[EXERCISE PROMPT]: Report the lines of the material that carry the string "regular".

-=-=-

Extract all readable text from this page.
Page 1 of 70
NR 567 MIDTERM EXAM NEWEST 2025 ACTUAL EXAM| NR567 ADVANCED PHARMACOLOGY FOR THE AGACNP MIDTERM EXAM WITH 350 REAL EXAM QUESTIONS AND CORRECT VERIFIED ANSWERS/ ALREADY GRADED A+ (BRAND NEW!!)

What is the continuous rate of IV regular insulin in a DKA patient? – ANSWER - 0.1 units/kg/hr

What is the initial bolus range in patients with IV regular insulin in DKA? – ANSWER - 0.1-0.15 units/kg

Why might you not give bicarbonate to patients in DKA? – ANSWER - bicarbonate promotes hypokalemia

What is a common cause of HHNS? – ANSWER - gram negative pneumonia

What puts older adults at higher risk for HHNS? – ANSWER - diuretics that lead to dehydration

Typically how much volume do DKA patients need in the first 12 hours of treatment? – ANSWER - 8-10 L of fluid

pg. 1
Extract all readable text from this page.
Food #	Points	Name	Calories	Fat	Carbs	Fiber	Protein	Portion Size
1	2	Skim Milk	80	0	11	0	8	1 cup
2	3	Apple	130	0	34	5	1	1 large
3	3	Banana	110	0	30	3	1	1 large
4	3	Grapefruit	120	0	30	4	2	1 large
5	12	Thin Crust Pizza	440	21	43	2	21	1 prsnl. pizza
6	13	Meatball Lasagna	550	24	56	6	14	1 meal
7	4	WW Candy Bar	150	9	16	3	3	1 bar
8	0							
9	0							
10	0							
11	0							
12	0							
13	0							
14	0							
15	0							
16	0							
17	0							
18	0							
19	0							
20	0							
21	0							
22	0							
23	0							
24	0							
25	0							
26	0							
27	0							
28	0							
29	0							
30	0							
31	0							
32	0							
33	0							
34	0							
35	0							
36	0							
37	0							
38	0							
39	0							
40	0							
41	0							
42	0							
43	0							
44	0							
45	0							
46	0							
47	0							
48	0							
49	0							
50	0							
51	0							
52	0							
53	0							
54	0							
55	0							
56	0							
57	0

-=-=-

[OUTPUT FOR THIS EXERCISE]:
What is the continuous rate of IV regular insulin in a DKA patient? – ANSWER - 0.1 units/kg/hr
What is the initial bolus range in patients with IV regular insulin in DKA? – ANSWER - 0.1-0.15 units/kg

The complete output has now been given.